WHAT YOU WILL DO: Across all the lines below, how many contain the string "استفاده"? Please reply with the number only.

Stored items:
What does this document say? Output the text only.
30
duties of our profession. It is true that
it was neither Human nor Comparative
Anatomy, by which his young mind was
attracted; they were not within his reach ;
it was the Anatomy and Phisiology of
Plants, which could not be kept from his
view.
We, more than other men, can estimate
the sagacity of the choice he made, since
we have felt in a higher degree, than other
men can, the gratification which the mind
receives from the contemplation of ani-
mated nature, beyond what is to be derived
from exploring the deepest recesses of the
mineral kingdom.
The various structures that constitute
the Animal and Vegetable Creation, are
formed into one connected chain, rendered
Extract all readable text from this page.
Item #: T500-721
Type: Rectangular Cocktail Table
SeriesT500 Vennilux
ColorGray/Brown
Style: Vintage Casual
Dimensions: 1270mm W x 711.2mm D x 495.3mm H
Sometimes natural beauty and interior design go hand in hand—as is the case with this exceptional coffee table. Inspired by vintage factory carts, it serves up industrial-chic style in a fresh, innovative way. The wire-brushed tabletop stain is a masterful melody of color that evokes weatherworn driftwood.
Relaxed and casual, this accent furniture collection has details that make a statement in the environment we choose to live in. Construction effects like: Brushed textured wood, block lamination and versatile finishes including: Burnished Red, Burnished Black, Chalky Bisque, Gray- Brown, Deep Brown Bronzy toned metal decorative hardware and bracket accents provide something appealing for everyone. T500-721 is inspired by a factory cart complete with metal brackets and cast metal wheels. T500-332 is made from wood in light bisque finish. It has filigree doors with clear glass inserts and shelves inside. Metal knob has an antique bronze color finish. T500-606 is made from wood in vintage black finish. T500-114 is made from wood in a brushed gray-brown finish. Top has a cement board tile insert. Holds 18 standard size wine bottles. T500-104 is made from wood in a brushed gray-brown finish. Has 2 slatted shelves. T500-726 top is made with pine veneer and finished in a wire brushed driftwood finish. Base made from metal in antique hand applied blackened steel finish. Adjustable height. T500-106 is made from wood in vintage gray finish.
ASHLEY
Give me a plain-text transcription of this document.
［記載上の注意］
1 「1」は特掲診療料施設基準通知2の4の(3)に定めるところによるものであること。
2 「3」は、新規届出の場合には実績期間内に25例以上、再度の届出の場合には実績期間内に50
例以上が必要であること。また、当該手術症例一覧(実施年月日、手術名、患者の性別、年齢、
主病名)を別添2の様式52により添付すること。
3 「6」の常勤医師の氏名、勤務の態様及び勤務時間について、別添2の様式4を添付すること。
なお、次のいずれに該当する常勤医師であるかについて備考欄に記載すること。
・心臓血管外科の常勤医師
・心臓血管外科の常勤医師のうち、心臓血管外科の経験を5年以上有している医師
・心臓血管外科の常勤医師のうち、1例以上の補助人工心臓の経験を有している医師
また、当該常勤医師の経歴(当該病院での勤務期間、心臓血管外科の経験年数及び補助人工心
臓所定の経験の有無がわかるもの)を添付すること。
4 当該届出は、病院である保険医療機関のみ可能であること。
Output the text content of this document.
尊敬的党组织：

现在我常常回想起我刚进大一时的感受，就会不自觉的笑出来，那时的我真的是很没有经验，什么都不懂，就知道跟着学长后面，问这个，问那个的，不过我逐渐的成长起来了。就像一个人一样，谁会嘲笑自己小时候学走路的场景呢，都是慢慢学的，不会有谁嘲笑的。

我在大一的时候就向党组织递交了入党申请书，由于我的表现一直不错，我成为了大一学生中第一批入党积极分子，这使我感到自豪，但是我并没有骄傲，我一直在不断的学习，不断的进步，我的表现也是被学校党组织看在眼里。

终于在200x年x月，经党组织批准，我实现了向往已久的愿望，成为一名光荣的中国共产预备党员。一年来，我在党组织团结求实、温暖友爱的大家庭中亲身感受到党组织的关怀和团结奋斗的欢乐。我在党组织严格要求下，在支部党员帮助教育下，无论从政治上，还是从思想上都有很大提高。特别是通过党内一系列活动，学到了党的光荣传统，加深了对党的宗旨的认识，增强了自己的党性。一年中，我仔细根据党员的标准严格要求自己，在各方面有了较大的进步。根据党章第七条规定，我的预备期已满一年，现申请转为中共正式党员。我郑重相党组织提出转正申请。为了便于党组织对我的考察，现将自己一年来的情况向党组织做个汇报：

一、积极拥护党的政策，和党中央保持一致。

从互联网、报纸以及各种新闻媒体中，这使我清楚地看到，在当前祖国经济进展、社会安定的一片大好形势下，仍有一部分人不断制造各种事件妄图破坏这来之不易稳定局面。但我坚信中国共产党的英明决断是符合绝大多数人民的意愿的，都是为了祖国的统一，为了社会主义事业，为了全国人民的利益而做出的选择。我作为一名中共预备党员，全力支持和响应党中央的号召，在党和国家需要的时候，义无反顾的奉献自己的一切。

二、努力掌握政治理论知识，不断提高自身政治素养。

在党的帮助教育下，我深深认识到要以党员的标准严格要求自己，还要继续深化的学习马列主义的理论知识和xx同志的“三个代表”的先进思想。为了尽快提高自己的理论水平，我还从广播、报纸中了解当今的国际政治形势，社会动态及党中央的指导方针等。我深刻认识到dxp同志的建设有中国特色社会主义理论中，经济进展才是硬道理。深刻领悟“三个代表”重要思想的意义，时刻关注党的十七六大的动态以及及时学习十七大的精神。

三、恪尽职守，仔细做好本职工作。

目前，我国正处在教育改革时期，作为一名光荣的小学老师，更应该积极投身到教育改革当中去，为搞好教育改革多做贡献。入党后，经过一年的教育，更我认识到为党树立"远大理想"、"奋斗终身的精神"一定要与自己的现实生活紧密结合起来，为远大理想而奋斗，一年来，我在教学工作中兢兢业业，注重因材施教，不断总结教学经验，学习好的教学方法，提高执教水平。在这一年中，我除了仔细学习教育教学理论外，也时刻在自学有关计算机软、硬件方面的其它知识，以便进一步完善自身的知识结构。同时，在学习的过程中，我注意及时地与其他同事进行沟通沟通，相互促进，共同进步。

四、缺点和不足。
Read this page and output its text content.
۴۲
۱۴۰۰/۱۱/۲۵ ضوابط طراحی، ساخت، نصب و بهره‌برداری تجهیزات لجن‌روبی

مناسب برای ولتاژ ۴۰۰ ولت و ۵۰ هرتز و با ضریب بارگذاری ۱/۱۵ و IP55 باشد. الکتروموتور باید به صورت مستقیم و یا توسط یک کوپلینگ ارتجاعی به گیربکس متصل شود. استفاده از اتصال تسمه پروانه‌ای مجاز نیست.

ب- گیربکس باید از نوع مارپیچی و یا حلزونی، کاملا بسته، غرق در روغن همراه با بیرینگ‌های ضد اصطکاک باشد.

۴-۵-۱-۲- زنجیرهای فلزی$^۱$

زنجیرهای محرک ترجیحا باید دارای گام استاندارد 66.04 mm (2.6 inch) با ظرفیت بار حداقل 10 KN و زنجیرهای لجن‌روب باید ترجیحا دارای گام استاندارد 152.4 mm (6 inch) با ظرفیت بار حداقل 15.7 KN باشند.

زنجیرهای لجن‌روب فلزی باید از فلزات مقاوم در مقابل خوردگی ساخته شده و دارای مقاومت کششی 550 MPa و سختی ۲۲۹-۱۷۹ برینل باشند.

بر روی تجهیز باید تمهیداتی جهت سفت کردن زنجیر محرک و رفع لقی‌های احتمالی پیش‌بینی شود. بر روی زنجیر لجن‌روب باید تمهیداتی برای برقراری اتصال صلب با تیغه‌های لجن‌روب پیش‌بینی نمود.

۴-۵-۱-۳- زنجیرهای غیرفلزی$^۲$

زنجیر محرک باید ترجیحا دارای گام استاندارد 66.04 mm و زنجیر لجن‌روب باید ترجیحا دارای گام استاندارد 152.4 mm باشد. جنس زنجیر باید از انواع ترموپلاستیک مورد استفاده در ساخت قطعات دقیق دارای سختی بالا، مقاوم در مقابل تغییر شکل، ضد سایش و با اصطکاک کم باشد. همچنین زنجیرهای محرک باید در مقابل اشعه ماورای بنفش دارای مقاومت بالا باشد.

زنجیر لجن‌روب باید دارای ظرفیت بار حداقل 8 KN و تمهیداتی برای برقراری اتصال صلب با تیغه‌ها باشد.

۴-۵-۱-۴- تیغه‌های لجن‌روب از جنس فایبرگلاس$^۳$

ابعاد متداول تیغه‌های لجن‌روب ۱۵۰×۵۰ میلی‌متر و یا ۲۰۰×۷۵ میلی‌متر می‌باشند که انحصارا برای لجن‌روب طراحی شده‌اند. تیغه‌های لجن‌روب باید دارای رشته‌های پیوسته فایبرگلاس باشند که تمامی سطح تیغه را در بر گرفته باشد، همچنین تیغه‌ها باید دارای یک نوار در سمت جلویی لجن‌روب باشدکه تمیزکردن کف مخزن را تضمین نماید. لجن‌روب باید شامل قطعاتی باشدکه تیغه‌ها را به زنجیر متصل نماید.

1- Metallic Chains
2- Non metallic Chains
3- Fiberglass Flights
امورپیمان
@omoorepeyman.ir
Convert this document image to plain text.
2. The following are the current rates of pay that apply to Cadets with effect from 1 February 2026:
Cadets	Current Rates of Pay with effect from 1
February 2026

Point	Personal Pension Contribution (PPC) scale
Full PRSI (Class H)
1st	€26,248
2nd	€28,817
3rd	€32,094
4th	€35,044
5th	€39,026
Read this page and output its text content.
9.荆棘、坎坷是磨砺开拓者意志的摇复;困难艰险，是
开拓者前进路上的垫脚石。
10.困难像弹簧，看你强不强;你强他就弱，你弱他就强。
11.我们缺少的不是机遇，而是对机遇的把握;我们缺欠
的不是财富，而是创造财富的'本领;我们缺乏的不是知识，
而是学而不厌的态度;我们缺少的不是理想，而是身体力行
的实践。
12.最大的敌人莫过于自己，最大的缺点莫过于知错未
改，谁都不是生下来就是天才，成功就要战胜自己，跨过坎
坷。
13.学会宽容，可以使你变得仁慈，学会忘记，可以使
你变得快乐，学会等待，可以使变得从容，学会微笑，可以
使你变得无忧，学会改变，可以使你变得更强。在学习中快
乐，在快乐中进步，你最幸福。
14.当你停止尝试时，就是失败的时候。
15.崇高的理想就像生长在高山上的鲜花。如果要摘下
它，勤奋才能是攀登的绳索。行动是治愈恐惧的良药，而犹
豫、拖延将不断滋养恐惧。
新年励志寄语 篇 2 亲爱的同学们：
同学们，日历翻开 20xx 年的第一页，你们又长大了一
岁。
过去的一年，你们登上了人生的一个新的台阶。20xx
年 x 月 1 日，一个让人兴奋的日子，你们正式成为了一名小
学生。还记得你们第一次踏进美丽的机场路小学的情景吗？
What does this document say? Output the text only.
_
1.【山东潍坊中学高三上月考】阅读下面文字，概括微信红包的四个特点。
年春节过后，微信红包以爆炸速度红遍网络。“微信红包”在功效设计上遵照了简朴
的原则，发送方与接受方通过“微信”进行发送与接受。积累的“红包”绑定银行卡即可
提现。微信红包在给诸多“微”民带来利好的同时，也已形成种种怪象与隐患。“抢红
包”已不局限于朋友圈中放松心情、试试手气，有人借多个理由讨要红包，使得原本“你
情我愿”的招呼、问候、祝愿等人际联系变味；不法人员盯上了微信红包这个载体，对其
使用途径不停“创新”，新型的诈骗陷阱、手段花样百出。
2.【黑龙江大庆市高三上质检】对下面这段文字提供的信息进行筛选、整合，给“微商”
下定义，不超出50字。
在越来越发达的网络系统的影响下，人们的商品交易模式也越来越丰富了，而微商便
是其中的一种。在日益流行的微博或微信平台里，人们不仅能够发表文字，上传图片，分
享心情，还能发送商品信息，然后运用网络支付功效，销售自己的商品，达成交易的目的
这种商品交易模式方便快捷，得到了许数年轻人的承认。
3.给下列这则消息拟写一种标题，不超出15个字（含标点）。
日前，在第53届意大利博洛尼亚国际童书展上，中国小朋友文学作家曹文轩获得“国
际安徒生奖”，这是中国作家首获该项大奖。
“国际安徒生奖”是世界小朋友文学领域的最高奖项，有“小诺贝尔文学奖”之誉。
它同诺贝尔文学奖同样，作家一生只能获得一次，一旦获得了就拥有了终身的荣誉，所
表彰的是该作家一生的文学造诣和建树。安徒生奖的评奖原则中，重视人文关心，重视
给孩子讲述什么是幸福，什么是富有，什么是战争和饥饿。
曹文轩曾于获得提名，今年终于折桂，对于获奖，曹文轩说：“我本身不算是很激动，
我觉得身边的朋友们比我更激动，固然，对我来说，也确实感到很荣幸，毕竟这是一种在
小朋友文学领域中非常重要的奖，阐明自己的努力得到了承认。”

RESULT FOR THIS EXERCISE: 2